### WHAT NEEDS TO BE DONE
Write down every entry below once more, exactly.

## BEGIN PROVIDED ENTRIES

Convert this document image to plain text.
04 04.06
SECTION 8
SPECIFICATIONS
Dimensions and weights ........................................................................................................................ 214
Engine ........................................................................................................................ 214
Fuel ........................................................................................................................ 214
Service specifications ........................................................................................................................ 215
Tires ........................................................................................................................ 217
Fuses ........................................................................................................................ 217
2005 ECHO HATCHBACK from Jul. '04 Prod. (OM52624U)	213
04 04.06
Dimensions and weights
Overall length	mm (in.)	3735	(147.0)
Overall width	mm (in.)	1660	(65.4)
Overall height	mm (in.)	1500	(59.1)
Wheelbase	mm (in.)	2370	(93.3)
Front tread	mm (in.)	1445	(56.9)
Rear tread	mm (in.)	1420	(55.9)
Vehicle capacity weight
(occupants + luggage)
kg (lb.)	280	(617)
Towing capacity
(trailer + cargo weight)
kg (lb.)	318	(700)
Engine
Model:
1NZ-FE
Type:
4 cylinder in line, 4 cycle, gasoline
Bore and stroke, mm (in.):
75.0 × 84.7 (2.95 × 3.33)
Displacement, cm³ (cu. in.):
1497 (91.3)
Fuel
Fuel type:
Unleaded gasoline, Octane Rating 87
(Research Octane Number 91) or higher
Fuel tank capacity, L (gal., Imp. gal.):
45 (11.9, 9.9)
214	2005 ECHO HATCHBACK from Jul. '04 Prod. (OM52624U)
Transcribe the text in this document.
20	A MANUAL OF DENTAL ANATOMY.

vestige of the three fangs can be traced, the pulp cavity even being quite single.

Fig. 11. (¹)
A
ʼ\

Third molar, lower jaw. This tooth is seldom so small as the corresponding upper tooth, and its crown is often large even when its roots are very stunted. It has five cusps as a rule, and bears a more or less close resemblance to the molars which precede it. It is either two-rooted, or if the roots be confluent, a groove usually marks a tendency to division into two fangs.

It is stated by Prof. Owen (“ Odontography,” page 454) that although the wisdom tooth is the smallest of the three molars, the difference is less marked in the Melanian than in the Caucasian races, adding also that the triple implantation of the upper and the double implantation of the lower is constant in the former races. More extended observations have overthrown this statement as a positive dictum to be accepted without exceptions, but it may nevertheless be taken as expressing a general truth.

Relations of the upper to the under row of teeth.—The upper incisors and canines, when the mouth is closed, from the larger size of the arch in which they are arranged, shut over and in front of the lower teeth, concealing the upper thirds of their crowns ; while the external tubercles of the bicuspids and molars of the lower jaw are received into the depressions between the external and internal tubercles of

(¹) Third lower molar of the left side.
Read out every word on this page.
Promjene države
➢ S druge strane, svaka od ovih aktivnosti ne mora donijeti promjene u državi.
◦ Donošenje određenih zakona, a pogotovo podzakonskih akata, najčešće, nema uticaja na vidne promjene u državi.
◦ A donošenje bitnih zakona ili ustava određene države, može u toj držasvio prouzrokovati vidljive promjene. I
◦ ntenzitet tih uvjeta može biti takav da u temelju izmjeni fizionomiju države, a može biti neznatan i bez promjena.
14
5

## END PROVIDED ENTRIES

### RESPONSE TO THIS TASK
Convert this document image to plain text.
04 04.06
SECTION 8
SPECIFICATIONS
Dimensions and weights ........................................................................................................................ 214
Engine ........................................................................................................................ 214
Fuel ........................................................................................................................ 214
Service specifications ........................................................................................................................ 215
Tires ........................................................................................................................ 217
Fuses ........................................................................................................................ 217
2005 ECHO HATCHBACK from Jul. '04 Prod. (OM52624U)	213
04 04.06
Dimensions and weights
Overall length	mm (in.)	3735	(147.0)
Overall width	mm (in.)	1660	(65.4)
Overall height	mm (in.)	1500	(59.1)
Wheelbase	mm (in.)	2370	(93.3)
Front tread	mm (in.)	1445	(56.9)
Rear tread	mm (in.)	1420	(55.9)
Vehicle capacity weight
(occupants + luggage)
kg (lb.)	280	(617)
Towing capacity
(trailer + cargo weight)
kg (lb.)	318	(700)
Engine
Model:
1NZ-FE
Type:
4 cylinder in line, 4 cycle, gasoline
Bore and stroke, mm (in.):
75.0 × 84.7 (2.95 × 3.33)
Displacement, cm³ (cu. in.):
1497 (91.3)
Fuel
Fuel type:
Unleaded gasoline, Octane Rating 87
(Research Octane Number 91) or higher
Fuel tank capacity, L (gal., Imp. gal.):
45 (11.9, 9.9)
214	2005 ECHO HATCHBACK from Jul. '04 Prod. (OM52624U)
Transcribe the text in this document.
20	A MANUAL OF DENTAL ANATOMY.

vestige of the three fangs can be traced, the pulp cavity even being quite single.

Fig. 11. (¹)
A
ʼ\

Third molar, lower jaw. This tooth is seldom so small as the corresponding upper tooth, and its crown is often large even when its roots are very stunted. It has five cusps as a rule, and bears a more or less close resemblance to the molars which precede it. It is either two-rooted, or if the roots be confluent, a groove usually marks a tendency to division into two fangs.

It is stated by Prof. Owen (“ Odontography,” page 454) that although the wisdom tooth is the smallest of the three molars, the difference is less marked in the Melanian than in the Caucasian races, adding also that the triple implantation of the upper and the double implantation of the lower is constant in the former races. More extended observations have overthrown this statement as a positive dictum to be accepted without exceptions, but it may nevertheless be taken as expressing a general truth.

Relations of the upper to the under row of teeth.—The upper incisors and canines, when the mouth is closed, from the larger size of the arch in which they are arranged, shut over and in front of the lower teeth, concealing the upper thirds of their crowns ; while the external tubercles of the bicuspids and molars of the lower jaw are received into the depressions between the external and internal tubercles of

(¹) Third lower molar of the left side.
Read out every word on this page.
Promjene države
➢ S druge strane, svaka od ovih aktivnosti ne mora donijeti promjene u državi.
◦ Donošenje određenih zakona, a pogotovo podzakonskih akata, najčešće, nema uticaja na vidne promjene u državi.
◦ A donošenje bitnih zakona ili ustava određene države, može u toj držasvio prouzrokovati vidljive promjene. I
◦ ntenzitet tih uvjeta može biti takav da u temelju izmjeni fizionomiju države, a može biti neznatan i bez promjena.
14
5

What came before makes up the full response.